### Provided entries
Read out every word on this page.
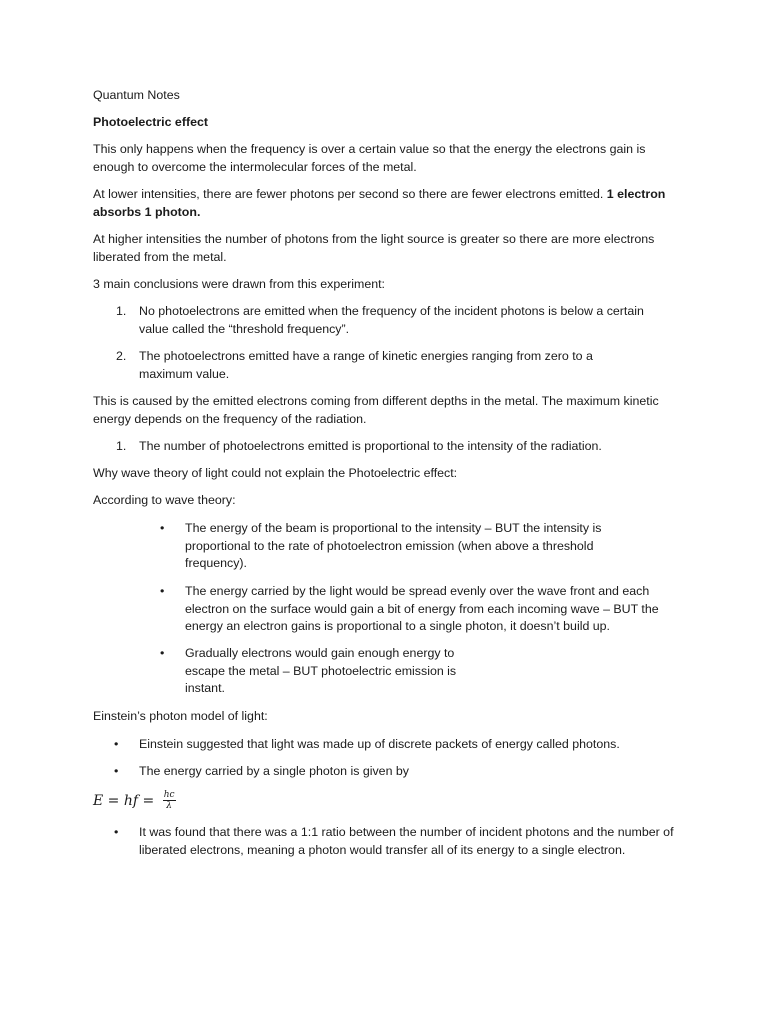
Quantum Notes

Photoelectric effect

This only happens when the frequency is over a certain value so that the energy the electrons gain is enough to overcome the intermolecular forces of the metal.

At lower intensities, there are fewer photons per second so there are fewer electrons emitted. 1 electron absorbs 1 photon.

At higher intensities the number of photons from the light source is greater so there are more electrons liberated from the metal.

3 main conclusions were drawn from this experiment:

1. No photoelectrons are emitted when the frequency of the incident photons is below a certain value called the “threshold frequency”.
2. The photoelectrons emitted have a range of kinetic energies ranging from zero to a maximum value.

This is caused by the emitted electrons coming from different depths in the metal. The maximum kinetic energy depends on the frequency of the radiation.

1. The number of photoelectrons emitted is proportional to the intensity of the radiation.

Why wave theory of light could not explain the Photoelectric effect:

According to wave theory:

• The energy of the beam is proportional to the intensity – BUT the intensity is proportional to the rate of photoelectron emission (when above a threshold frequency).
• The energy carried by the light would be spread evenly over the wave front and each electron on the surface would gain a bit of energy from each incoming wave – BUT the energy an electron gains is proportional to a single photon, it doesn’t build up.
• Gradually electrons would gain enough energy to escape the metal – BUT photoelectric emission is instant.

Einstein’s photon model of light:

• Einstein suggested that light was made up of discrete packets of energy called photons.
• The energy carried by a single photon is given by
E = hf = $\frac{hc}{\lambda}$
• It was found that there was a 1:1 ratio between the number of incident photons and the number of liberated electrons, meaning a photon would transfer all of its energy to a single electron.
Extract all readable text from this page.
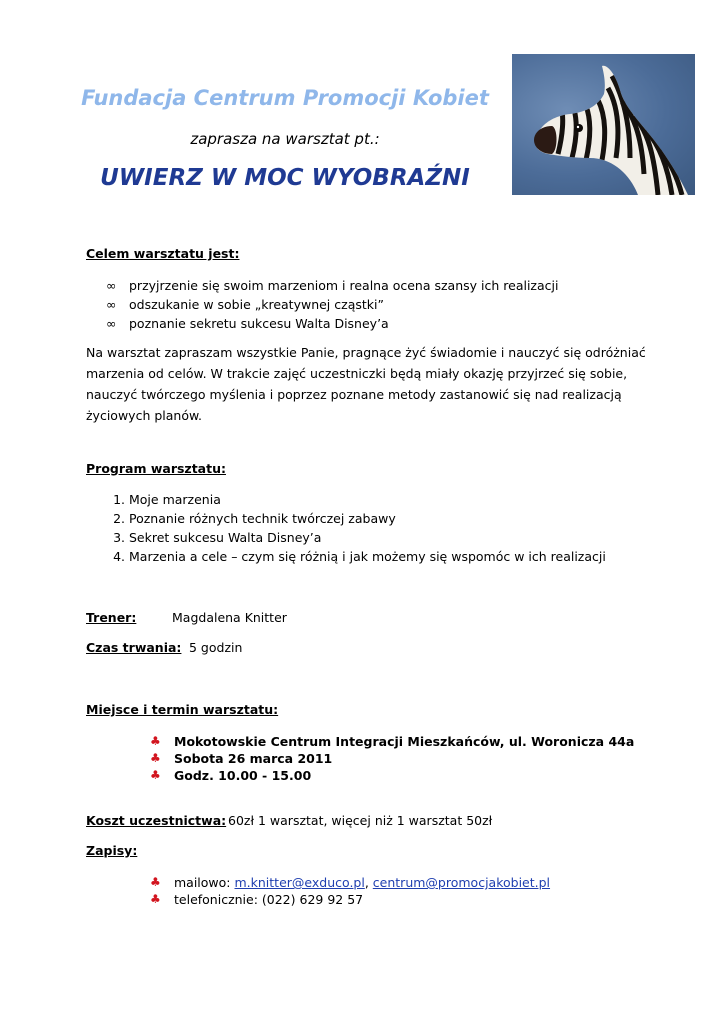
Fundacja Centrum Promocji Kobiet
zaprasza na warsztat pt.:
UWIERZ W MOC WYOBRAŹNI
Celem warsztatu jest:
∞ przyjrzenie się swoim marzeniom i realna ocena szansy ich realizacji
∞ odszukanie w sobie „kreatywnej cząstki”
∞ poznanie sekretu sukcesu Walta Disney’a
Na warsztat zapraszam wszystkie Panie, pragnące żyć świadomie i nauczyć się odróżniać
marzenia od celów. W trakcie zajęć uczestniczki będą miały okazję przyjrzeć się sobie,
nauczyć twórczego myślenia i poprzez poznane metody zastanowić się nad realizacją
życiowych planów.
Program warsztatu:
1. Moje marzenia
2. Poznanie różnych technik twórczej zabawy
3. Sekret sukcesu Walta Disney’a
4. Marzenia a cele – czym się różnią i jak możemy się wspomóc w ich realizacji
Trener:	Magdalena Knitter
Czas trwania: 5 godzin
Miejsce i termin warsztatu:
♣ Mokotowskie Centrum Integracji Mieszkańców, ul. Woronicza 44a
♣ Sobota 26 marca 2011
♣ Godz. 10.00 - 15.00
Koszt uczestnictwa: 60zł 1 warsztat, więcej niż 1 warsztat 50zł
Zapisy:
♣ mailowo: m.knitter@exduco.pl, centrum@promocjakobiet.pl
♣ telefonicznie: (022) 629 92 57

### Exercise prompt
Look over the listing above. Pick out and copy every line that includes "liberated".

### Reply to the task
At higher intensities the number of photons from the light source is greater so there are more electrons liberated from the metal.
• It was found that there was a 1:1 ratio between the number of incident photons and the number of liberated electrons, meaning a photon would transfer all of its energy to a single electron.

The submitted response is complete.